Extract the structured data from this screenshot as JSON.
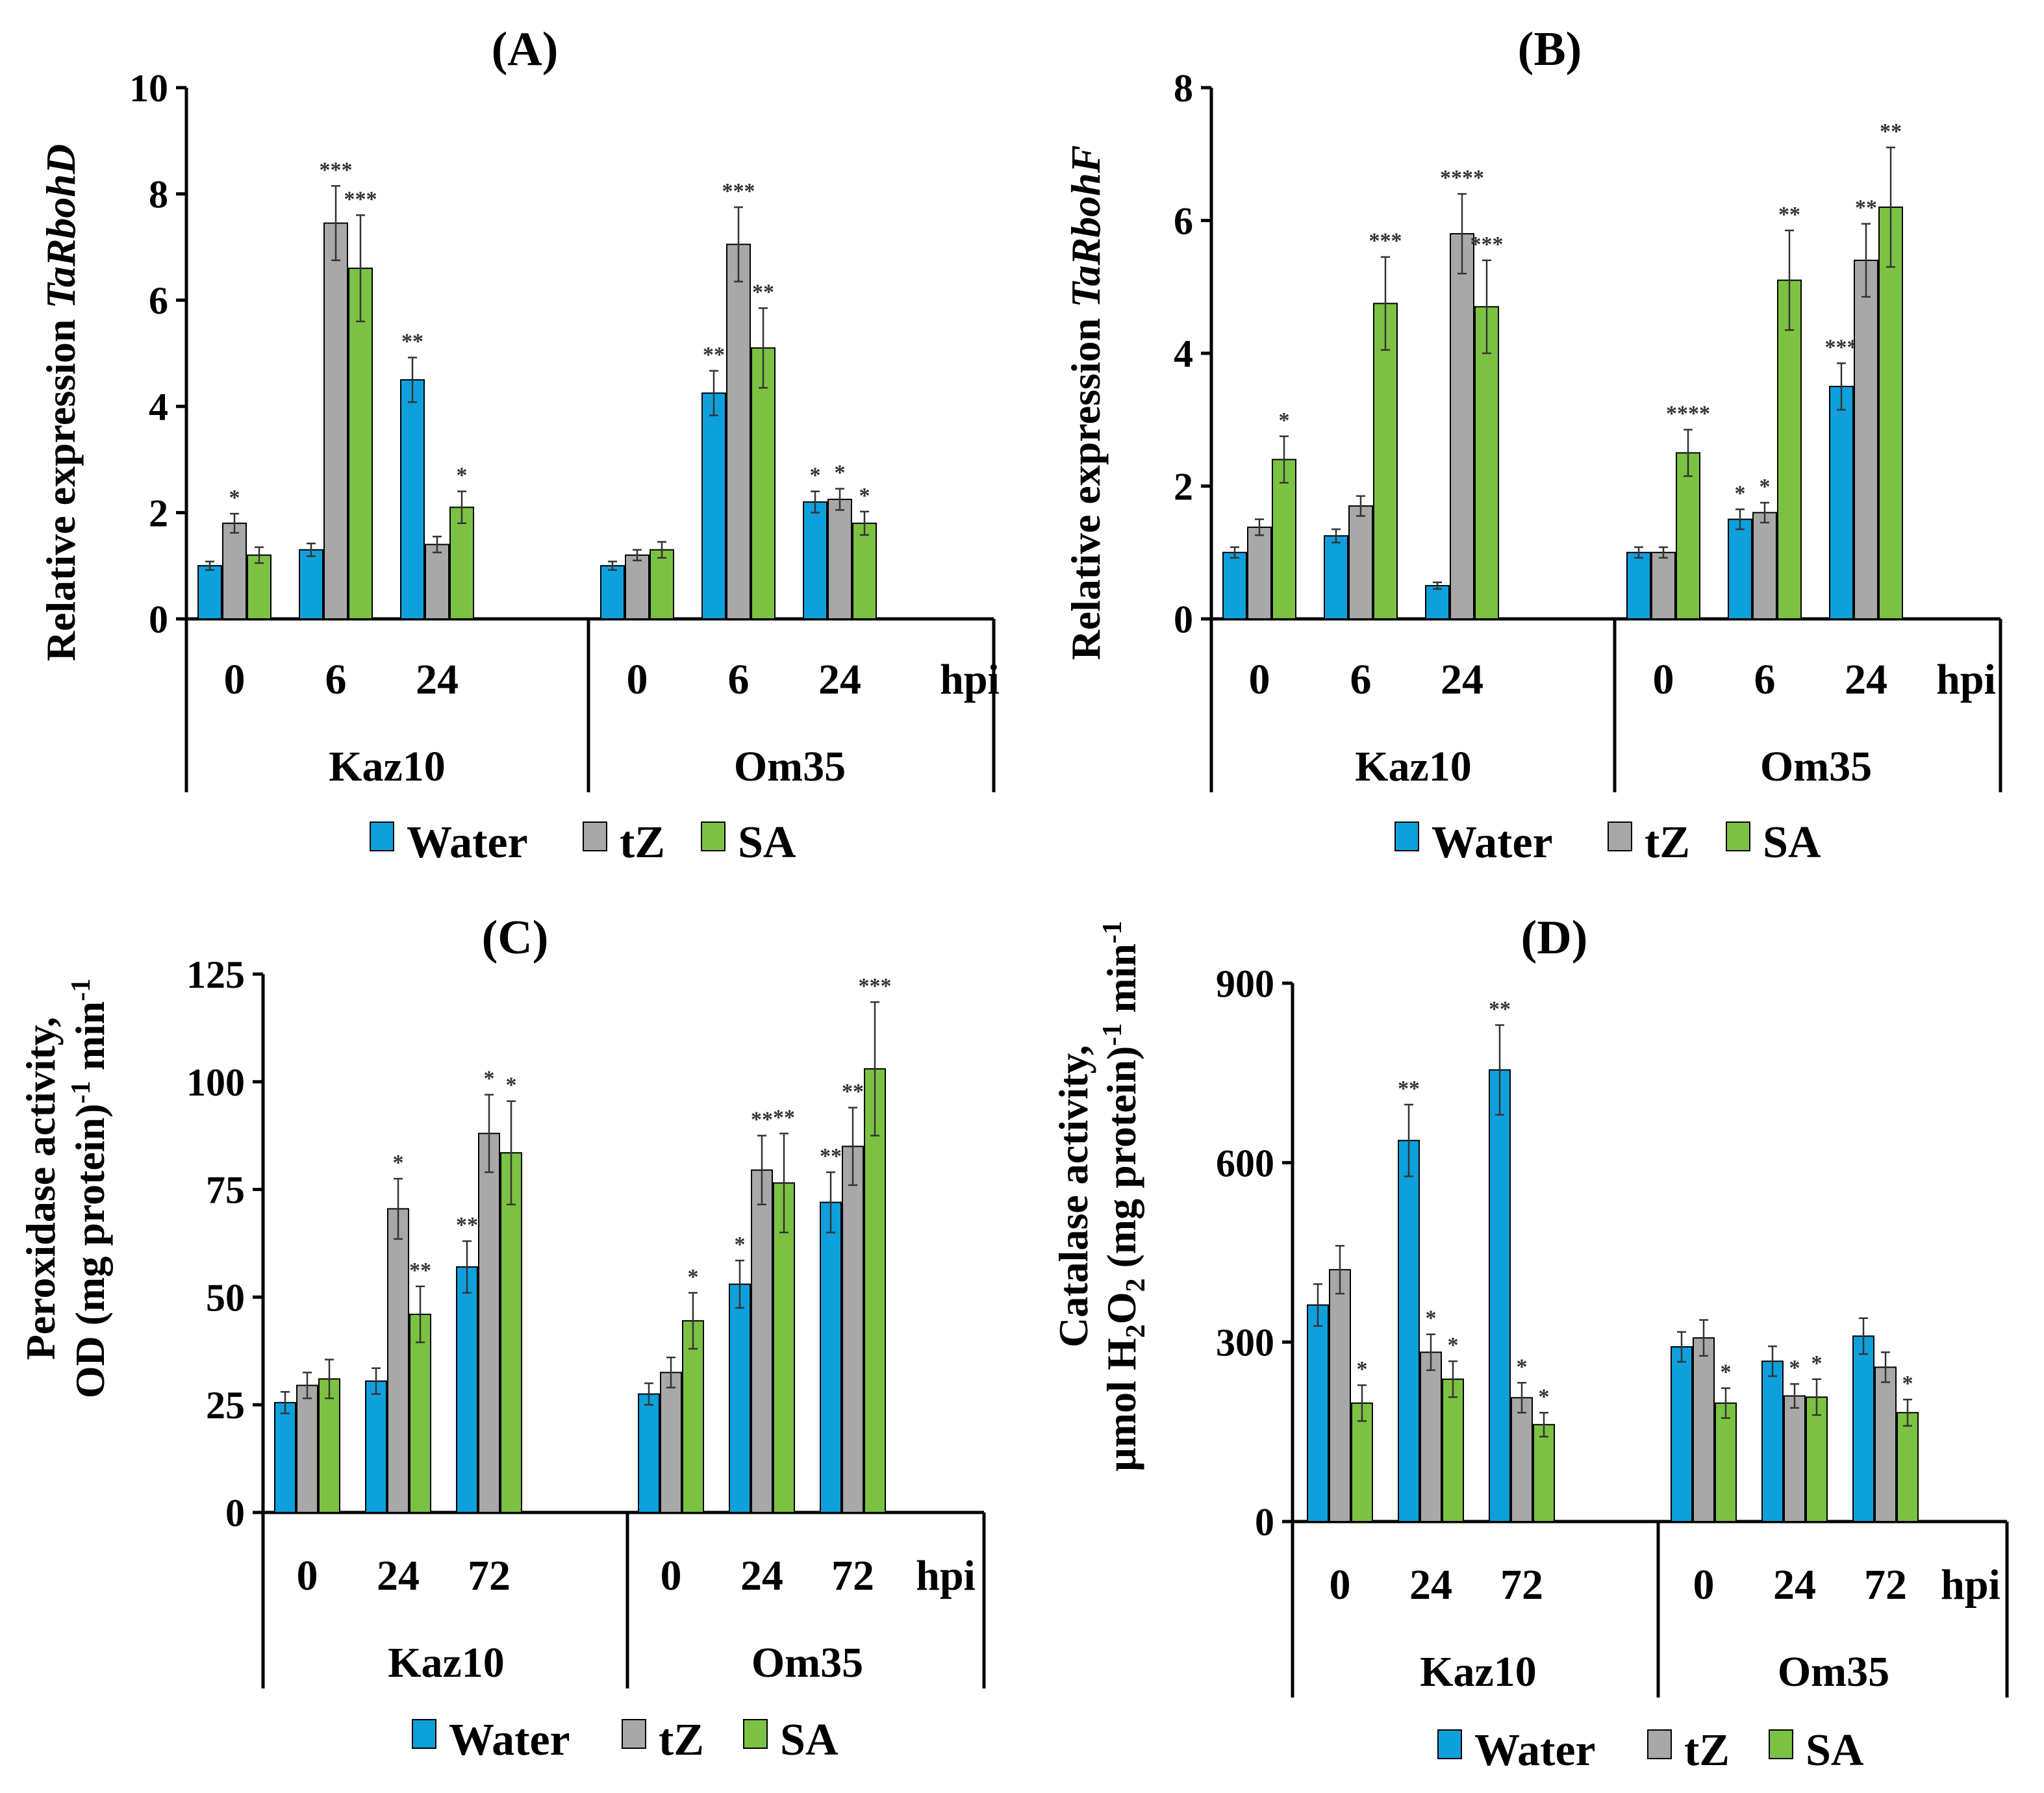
{
  "colors": {
    "Water": "#0ea0dc",
    "tZ": "#a8a8a8",
    "SA": "#7cc242",
    "axis": "#000000",
    "errorbar": "#333333"
  },
  "chart_data": [
    {
      "type": "bar",
      "panel": "A",
      "title": "(A)",
      "ylabel_prefix": "Relative expression ",
      "ylabel_gene": "TaRbohD",
      "ylabel_line2": "",
      "ylim": [
        0,
        10
      ],
      "yticks": [
        0,
        2,
        4,
        6,
        8,
        10
      ],
      "hpi_label": "hpi",
      "groups": [
        {
          "name": "Kaz10",
          "categories": [
            "0",
            "6",
            "24"
          ]
        },
        {
          "name": "Om35",
          "categories": [
            "0",
            "6",
            "24"
          ]
        }
      ],
      "series": [
        {
          "name": "Water",
          "values": [
            1.0,
            1.3,
            4.5,
            1.0,
            4.25,
            2.2
          ],
          "errors": [
            0.08,
            0.12,
            0.42,
            0.08,
            0.42,
            0.2
          ],
          "sig": [
            "",
            "",
            "**",
            "",
            "**",
            "*"
          ]
        },
        {
          "name": "tZ",
          "values": [
            1.8,
            7.45,
            1.4,
            1.2,
            7.05,
            2.25
          ],
          "errors": [
            0.18,
            0.7,
            0.15,
            0.1,
            0.7,
            0.2
          ],
          "sig": [
            "*",
            "***",
            "",
            "",
            "***",
            "*"
          ]
        },
        {
          "name": "SA",
          "values": [
            1.2,
            6.6,
            2.1,
            1.3,
            5.1,
            1.8
          ],
          "errors": [
            0.15,
            1.0,
            0.3,
            0.15,
            0.75,
            0.22
          ],
          "sig": [
            "",
            "***",
            "*",
            "",
            "**",
            "*"
          ]
        }
      ]
    },
    {
      "type": "bar",
      "panel": "B",
      "title": "(B)",
      "ylabel_prefix": "Relative expression ",
      "ylabel_gene": "TaRbohF",
      "ylabel_line2": "",
      "ylim": [
        0,
        8
      ],
      "yticks": [
        0,
        2,
        4,
        6,
        8
      ],
      "hpi_label": "hpi",
      "groups": [
        {
          "name": "Kaz10",
          "categories": [
            "0",
            "6",
            "24"
          ]
        },
        {
          "name": "Om35",
          "categories": [
            "0",
            "6",
            "24"
          ]
        }
      ],
      "series": [
        {
          "name": "Water",
          "values": [
            1.0,
            1.25,
            0.5,
            1.0,
            1.5,
            3.5
          ],
          "errors": [
            0.08,
            0.1,
            0.05,
            0.08,
            0.15,
            0.35
          ],
          "sig": [
            "",
            "",
            "",
            "",
            "*",
            "***"
          ]
        },
        {
          "name": "tZ",
          "values": [
            1.38,
            1.7,
            5.8,
            1.0,
            1.6,
            5.4
          ],
          "errors": [
            0.12,
            0.15,
            0.6,
            0.08,
            0.15,
            0.55
          ],
          "sig": [
            "",
            "",
            "****",
            "",
            "*",
            "**"
          ]
        },
        {
          "name": "SA",
          "values": [
            2.4,
            4.75,
            4.7,
            2.5,
            5.1,
            6.2
          ],
          "errors": [
            0.35,
            0.7,
            0.7,
            0.35,
            0.75,
            0.9
          ],
          "sig": [
            "*",
            "***",
            "***",
            "****",
            "**",
            "**"
          ]
        }
      ]
    },
    {
      "type": "bar",
      "panel": "C",
      "title": "(C)",
      "ylabel_prefix": "Peroxidase activity,",
      "ylabel_gene": "",
      "ylabel_line2": "OD (mg protein)",
      "ylabel_line2_sup1": "-1",
      "ylabel_line2_mid": " min",
      "ylabel_line2_sup2": "-1",
      "ylim": [
        0,
        125
      ],
      "yticks": [
        0,
        25,
        50,
        75,
        100,
        125
      ],
      "hpi_label": "hpi",
      "groups": [
        {
          "name": "Kaz10",
          "categories": [
            "0",
            "24",
            "72"
          ]
        },
        {
          "name": "Om35",
          "categories": [
            "0",
            "24",
            "72"
          ]
        }
      ],
      "series": [
        {
          "name": "Water",
          "values": [
            25.5,
            30.5,
            57,
            27.5,
            53,
            72
          ],
          "errors": [
            2.5,
            3,
            6,
            2.5,
            5.5,
            7
          ],
          "sig": [
            "",
            "",
            "**",
            "",
            "*",
            "**"
          ]
        },
        {
          "name": "tZ",
          "values": [
            29.5,
            70.5,
            88,
            32.5,
            79.5,
            85
          ],
          "errors": [
            3,
            7,
            9,
            3.5,
            8,
            9
          ],
          "sig": [
            "",
            "*",
            "*",
            "",
            "**",
            "**"
          ]
        },
        {
          "name": "SA",
          "values": [
            31,
            46,
            83.5,
            44.5,
            76.5,
            103
          ],
          "errors": [
            4.5,
            6.5,
            12,
            6.5,
            11.5,
            15.5
          ],
          "sig": [
            "",
            "**",
            "*",
            "*",
            "**",
            "***"
          ]
        }
      ]
    },
    {
      "type": "bar",
      "panel": "D",
      "title": "(D)",
      "ylabel_prefix": "Catalase activity,",
      "ylabel_gene": "",
      "ylabel_line2": "µmol H",
      "ylabel_line2_sub1": "2",
      "ylabel_line2_o": "O",
      "ylabel_line2_sub2": "2",
      "ylabel_line2_rest": " (mg protein)",
      "ylabel_line2_sup1": "-1",
      "ylabel_line2_mid": " min",
      "ylabel_line2_sup2": "-1",
      "ylim": [
        0,
        900
      ],
      "yticks": [
        0,
        300,
        600,
        900
      ],
      "hpi_label": "hpi",
      "groups": [
        {
          "name": "Kaz10",
          "categories": [
            "0",
            "24",
            "72"
          ]
        },
        {
          "name": "Om35",
          "categories": [
            "0",
            "24",
            "72"
          ]
        }
      ],
      "series": [
        {
          "name": "Water",
          "values": [
            362,
            637,
            755,
            292,
            268,
            310
          ],
          "errors": [
            35,
            60,
            75,
            25,
            25,
            30
          ],
          "sig": [
            "",
            "**",
            "**",
            "",
            "",
            ""
          ]
        },
        {
          "name": "tZ",
          "values": [
            421,
            283,
            207,
            307,
            210,
            258
          ],
          "errors": [
            40,
            30,
            25,
            30,
            20,
            25
          ],
          "sig": [
            "",
            "*",
            "*",
            "",
            "*",
            ""
          ]
        },
        {
          "name": "SA",
          "values": [
            198,
            238,
            162,
            198,
            208,
            182
          ],
          "errors": [
            30,
            30,
            20,
            25,
            30,
            22
          ],
          "sig": [
            "*",
            "*",
            "*",
            "*",
            "*",
            "*"
          ]
        }
      ]
    }
  ]
}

# # # # #

-- Work request --
Write out the records above exactly. Pictures do not belong in the copy.

-- Response area --
Extract the structured data from this screenshot as JSON.
{
  "colors": {
    "Water": "#0ea0dc",
    "tZ": "#a8a8a8",
    "SA": "#7cc242",
    "axis": "#000000",
    "errorbar": "#333333"
  },
  "chart_data": [
    {
      "type": "bar",
      "panel": "A",
      "title": "(A)",
      "ylabel_prefix": "Relative expression ",
      "ylabel_gene": "TaRbohD",
      "ylabel_line2": "",
      "ylim": [
        0,
        10
      ],
      "yticks": [
        0,
        2,
        4,
        6,
        8,
        10
      ],
      "hpi_label": "hpi",
      "groups": [
        {
          "name": "Kaz10",
          "categories": [
            "0",
            "6",
            "24"
          ]
        },
        {
          "name": "Om35",
          "categories": [
            "0",
            "6",
            "24"
          ]
        }
      ],
      "series": [
        {
          "name": "Water",
          "values": [
            1.0,
            1.3,
            4.5,
            1.0,
            4.25,
            2.2
          ],
          "errors": [
            0.08,
            0.12,
            0.42,
            0.08,
            0.42,
            0.2
          ],
          "sig": [
            "",
            "",
            "**",
            "",
            "**",
            "*"
          ]
        },
        {
          "name": "tZ",
          "values": [
            1.8,
            7.45,
            1.4,
            1.2,
            7.05,
            2.25
          ],
          "errors": [
            0.18,
            0.7,
            0.15,
            0.1,
            0.7,
            0.2
          ],
          "sig": [
            "*",
            "***",
            "",
            "",
            "***",
            "*"
          ]
        },
        {
          "name": "SA",
          "values": [
            1.2,
            6.6,
            2.1,
            1.3,
            5.1,
            1.8
          ],
          "errors": [
            0.15,
            1.0,
            0.3,
            0.15,
            0.75,
            0.22
          ],
          "sig": [
            "",
            "***",
            "*",
            "",
            "**",
            "*"
          ]
        }
      ]
    },
    {
      "type": "bar",
      "panel": "B",
      "title": "(B)",
      "ylabel_prefix": "Relative expression ",
      "ylabel_gene": "TaRbohF",
      "ylabel_line2": "",
      "ylim": [
        0,
        8
      ],
      "yticks": [
        0,
        2,
        4,
        6,
        8
      ],
      "hpi_label": "hpi",
      "groups": [
        {
          "name": "Kaz10",
          "categories": [
            "0",
            "6",
            "24"
          ]
        },
        {
          "name": "Om35",
          "categories": [
            "0",
            "6",
            "24"
          ]
        }
      ],
      "series": [
        {
          "name": "Water",
          "values": [
            1.0,
            1.25,
            0.5,
            1.0,
            1.5,
            3.5
          ],
          "errors": [
            0.08,
            0.1,
            0.05,
            0.08,
            0.15,
            0.35
          ],
          "sig": [
            "",
            "",
            "",
            "",
            "*",
            "***"
          ]
        },
        {
          "name": "tZ",
          "values": [
            1.38,
            1.7,
            5.8,
            1.0,
            1.6,
            5.4
          ],
          "errors": [
            0.12,
            0.15,
            0.6,
            0.08,
            0.15,
            0.55
          ],
          "sig": [
            "",
            "",
            "****",
            "",
            "*",
            "**"
          ]
        },
        {
          "name": "SA",
          "values": [
            2.4,
            4.75,
            4.7,
            2.5,
            5.1,
            6.2
          ],
          "errors": [
            0.35,
            0.7,
            0.7,
            0.35,
            0.75,
            0.9
          ],
          "sig": [
            "*",
            "***",
            "***",
            "****",
            "**",
            "**"
          ]
        }
      ]
    },
    {
      "type": "bar",
      "panel": "C",
      "title": "(C)",
      "ylabel_prefix": "Peroxidase activity,",
      "ylabel_gene": "",
      "ylabel_line2": "OD (mg protein)",
      "ylabel_line2_sup1": "-1",
      "ylabel_line2_mid": " min",
      "ylabel_line2_sup2": "-1",
      "ylim": [
        0,
        125
      ],
      "yticks": [
        0,
        25,
        50,
        75,
        100,
        125
      ],
      "hpi_label": "hpi",
      "groups": [
        {
          "name": "Kaz10",
          "categories": [
            "0",
            "24",
            "72"
          ]
        },
        {
          "name": "Om35",
          "categories": [
            "0",
            "24",
            "72"
          ]
        }
      ],
      "series": [
        {
          "name": "Water",
          "values": [
            25.5,
            30.5,
            57,
            27.5,
            53,
            72
          ],
          "errors": [
            2.5,
            3,
            6,
            2.5,
            5.5,
            7
          ],
          "sig": [
            "",
            "",
            "**",
            "",
            "*",
            "**"
          ]
        },
        {
          "name": "tZ",
          "values": [
            29.5,
            70.5,
            88,
            32.5,
            79.5,
            85
          ],
          "errors": [
            3,
            7,
            9,
            3.5,
            8,
            9
          ],
          "sig": [
            "",
            "*",
            "*",
            "",
            "**",
            "**"
          ]
        },
        {
          "name": "SA",
          "values": [
            31,
            46,
            83.5,
            44.5,
            76.5,
            103
          ],
          "errors": [
            4.5,
            6.5,
            12,
            6.5,
            11.5,
            15.5
          ],
          "sig": [
            "",
            "**",
            "*",
            "*",
            "**",
            "***"
          ]
        }
      ]
    },
    {
      "type": "bar",
      "panel": "D",
      "title": "(D)",
      "ylabel_prefix": "Catalase activity,",
      "ylabel_gene": "",
      "ylabel_line2": "µmol H",
      "ylabel_line2_sub1": "2",
      "ylabel_line2_o": "O",
      "ylabel_line2_sub2": "2",
      "ylabel_line2_rest": " (mg protein)",
      "ylabel_line2_sup1": "-1",
      "ylabel_line2_mid": " min",
      "ylabel_line2_sup2": "-1",
      "ylim": [
        0,
        900
      ],
      "yticks": [
        0,
        300,
        600,
        900
      ],
      "hpi_label": "hpi",
      "groups": [
        {
          "name": "Kaz10",
          "categories": [
            "0",
            "24",
            "72"
          ]
        },
        {
          "name": "Om35",
          "categories": [
            "0",
            "24",
            "72"
          ]
        }
      ],
      "series": [
        {
          "name": "Water",
          "values": [
            362,
            637,
            755,
            292,
            268,
            310
          ],
          "errors": [
            35,
            60,
            75,
            25,
            25,
            30
          ],
          "sig": [
            "",
            "**",
            "**",
            "",
            "",
            ""
          ]
        },
        {
          "name": "tZ",
          "values": [
            421,
            283,
            207,
            307,
            210,
            258
          ],
          "errors": [
            40,
            30,
            25,
            30,
            20,
            25
          ],
          "sig": [
            "",
            "*",
            "*",
            "",
            "*",
            ""
          ]
        },
        {
          "name": "SA",
          "values": [
            198,
            238,
            162,
            198,
            208,
            182
          ],
          "errors": [
            30,
            30,
            20,
            25,
            30,
            22
          ],
          "sig": [
            "*",
            "*",
            "*",
            "*",
            "*",
            "*"
          ]
        }
      ]
    }
  ]
}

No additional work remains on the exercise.